A block of data:
=====

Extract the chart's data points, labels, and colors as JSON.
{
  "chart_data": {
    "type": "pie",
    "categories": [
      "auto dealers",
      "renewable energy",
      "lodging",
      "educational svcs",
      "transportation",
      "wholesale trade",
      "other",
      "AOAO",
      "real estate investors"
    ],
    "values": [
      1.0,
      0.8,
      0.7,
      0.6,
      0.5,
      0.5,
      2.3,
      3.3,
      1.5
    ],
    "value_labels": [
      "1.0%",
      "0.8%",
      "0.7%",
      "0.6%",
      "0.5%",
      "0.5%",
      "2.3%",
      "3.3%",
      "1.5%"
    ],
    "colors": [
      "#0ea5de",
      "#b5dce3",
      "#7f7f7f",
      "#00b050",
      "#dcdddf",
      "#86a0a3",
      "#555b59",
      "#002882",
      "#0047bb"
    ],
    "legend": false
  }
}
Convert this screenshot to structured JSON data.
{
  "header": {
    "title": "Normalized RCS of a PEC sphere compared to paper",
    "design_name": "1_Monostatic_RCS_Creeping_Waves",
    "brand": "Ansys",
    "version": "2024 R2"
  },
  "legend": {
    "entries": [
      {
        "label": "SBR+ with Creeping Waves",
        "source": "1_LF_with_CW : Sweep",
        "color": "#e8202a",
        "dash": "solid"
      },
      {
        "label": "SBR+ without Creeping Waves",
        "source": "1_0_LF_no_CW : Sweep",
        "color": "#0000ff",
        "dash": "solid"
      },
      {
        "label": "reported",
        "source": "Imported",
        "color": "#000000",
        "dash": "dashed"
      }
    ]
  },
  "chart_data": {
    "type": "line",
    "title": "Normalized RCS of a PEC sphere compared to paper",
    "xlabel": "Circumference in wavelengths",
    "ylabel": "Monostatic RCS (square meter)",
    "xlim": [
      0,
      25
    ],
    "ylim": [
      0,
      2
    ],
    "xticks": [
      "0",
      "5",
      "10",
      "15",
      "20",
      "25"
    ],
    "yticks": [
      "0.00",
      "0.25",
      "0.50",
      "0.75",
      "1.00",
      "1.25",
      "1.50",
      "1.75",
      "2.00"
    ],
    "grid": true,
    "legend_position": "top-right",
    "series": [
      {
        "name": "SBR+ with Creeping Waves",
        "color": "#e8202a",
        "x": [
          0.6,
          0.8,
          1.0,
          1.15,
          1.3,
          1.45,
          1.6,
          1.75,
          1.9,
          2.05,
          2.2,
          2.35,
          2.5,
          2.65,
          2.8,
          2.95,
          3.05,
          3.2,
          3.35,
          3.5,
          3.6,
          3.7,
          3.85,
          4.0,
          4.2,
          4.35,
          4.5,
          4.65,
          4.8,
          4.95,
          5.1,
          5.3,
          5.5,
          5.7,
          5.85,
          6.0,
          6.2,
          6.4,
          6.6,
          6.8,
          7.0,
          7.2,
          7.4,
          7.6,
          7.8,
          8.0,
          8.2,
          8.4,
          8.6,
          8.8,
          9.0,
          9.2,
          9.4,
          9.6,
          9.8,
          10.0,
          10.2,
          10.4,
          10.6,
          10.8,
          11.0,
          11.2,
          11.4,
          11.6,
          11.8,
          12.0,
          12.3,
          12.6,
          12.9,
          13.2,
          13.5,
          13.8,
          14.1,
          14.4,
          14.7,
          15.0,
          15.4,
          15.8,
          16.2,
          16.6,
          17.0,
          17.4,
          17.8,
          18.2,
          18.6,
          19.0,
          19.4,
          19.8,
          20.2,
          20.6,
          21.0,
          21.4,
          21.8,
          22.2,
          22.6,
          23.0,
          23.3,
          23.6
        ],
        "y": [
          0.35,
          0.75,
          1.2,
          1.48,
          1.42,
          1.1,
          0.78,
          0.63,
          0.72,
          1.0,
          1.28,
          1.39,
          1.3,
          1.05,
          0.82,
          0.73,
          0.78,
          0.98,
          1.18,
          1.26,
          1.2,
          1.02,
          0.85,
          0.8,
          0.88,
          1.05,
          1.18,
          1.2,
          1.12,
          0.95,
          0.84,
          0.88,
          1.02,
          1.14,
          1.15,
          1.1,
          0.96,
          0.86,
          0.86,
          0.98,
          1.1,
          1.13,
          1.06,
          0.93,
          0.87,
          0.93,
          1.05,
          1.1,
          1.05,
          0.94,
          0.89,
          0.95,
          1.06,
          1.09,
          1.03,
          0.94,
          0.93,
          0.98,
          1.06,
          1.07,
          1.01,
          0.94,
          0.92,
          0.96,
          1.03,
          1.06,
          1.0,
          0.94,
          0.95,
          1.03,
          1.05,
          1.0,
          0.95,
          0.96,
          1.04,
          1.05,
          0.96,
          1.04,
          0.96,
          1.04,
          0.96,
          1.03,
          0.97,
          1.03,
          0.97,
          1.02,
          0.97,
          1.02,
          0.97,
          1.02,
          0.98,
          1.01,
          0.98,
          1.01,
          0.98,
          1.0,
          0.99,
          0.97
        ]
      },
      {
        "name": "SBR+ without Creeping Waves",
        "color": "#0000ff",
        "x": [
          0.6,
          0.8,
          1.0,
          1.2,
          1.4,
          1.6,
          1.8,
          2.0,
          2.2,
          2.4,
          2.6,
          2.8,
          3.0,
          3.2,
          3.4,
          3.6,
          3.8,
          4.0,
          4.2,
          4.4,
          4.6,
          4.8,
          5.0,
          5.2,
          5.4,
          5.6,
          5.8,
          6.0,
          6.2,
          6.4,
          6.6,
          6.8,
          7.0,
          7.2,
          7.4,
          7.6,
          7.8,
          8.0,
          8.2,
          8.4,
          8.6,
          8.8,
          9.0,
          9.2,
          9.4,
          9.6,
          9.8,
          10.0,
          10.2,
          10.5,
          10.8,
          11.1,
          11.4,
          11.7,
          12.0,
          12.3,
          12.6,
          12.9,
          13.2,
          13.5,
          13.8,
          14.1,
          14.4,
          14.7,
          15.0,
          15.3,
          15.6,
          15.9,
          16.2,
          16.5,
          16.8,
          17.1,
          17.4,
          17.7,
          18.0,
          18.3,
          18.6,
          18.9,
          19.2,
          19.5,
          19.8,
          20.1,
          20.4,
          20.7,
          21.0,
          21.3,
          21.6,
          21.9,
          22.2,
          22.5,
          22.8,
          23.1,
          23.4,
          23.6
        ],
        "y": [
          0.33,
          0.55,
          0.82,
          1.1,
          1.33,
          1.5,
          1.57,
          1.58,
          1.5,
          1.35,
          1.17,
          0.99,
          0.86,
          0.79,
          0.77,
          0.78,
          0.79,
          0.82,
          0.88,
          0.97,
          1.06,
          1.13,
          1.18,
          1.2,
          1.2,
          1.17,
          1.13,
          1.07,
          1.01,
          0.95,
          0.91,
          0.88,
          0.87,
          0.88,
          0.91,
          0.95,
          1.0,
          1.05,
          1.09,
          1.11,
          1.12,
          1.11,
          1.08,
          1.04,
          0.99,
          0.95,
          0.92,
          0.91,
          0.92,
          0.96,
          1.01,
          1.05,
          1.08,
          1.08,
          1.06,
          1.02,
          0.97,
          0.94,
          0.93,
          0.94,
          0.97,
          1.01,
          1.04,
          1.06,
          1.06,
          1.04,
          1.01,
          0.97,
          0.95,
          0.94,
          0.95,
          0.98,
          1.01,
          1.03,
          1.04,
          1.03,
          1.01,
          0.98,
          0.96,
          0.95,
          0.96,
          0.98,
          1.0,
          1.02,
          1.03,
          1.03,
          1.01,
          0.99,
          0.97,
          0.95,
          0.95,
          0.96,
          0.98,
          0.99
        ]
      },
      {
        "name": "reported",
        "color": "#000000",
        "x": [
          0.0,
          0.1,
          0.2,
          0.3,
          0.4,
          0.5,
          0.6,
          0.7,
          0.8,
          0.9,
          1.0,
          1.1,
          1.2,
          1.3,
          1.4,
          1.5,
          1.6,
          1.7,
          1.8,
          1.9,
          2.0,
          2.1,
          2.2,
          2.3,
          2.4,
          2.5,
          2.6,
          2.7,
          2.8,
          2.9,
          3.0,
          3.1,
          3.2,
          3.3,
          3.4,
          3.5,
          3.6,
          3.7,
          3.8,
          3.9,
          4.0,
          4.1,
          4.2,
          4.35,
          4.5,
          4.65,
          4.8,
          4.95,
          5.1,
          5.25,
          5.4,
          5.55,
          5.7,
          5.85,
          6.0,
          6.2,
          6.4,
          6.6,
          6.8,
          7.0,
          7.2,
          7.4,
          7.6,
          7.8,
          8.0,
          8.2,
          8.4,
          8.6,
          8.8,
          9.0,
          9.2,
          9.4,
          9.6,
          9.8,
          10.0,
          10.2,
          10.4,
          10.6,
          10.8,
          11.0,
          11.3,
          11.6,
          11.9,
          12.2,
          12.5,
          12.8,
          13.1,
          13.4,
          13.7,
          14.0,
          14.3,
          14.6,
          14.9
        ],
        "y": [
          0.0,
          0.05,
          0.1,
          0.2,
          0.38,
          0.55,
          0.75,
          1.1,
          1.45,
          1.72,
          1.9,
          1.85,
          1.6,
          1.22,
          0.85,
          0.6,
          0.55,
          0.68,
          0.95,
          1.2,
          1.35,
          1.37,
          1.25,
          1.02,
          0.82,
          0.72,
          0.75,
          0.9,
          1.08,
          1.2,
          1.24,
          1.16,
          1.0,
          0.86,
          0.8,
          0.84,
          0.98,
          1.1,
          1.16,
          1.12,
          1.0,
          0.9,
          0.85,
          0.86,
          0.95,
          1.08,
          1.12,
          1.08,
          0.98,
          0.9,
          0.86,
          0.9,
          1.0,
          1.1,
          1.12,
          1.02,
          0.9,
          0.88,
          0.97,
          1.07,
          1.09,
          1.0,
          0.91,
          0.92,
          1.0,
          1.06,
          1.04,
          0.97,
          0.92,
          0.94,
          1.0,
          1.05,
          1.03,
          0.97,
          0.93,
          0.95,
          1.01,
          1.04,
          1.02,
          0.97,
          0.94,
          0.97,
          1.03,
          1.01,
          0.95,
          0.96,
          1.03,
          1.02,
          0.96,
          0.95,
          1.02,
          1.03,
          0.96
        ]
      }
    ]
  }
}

=====

All lines in the data that contain the word "without" should be copied.

        "label": "SBR+ without Creeping Waves",
        "name": "SBR+ without Creeping Waves",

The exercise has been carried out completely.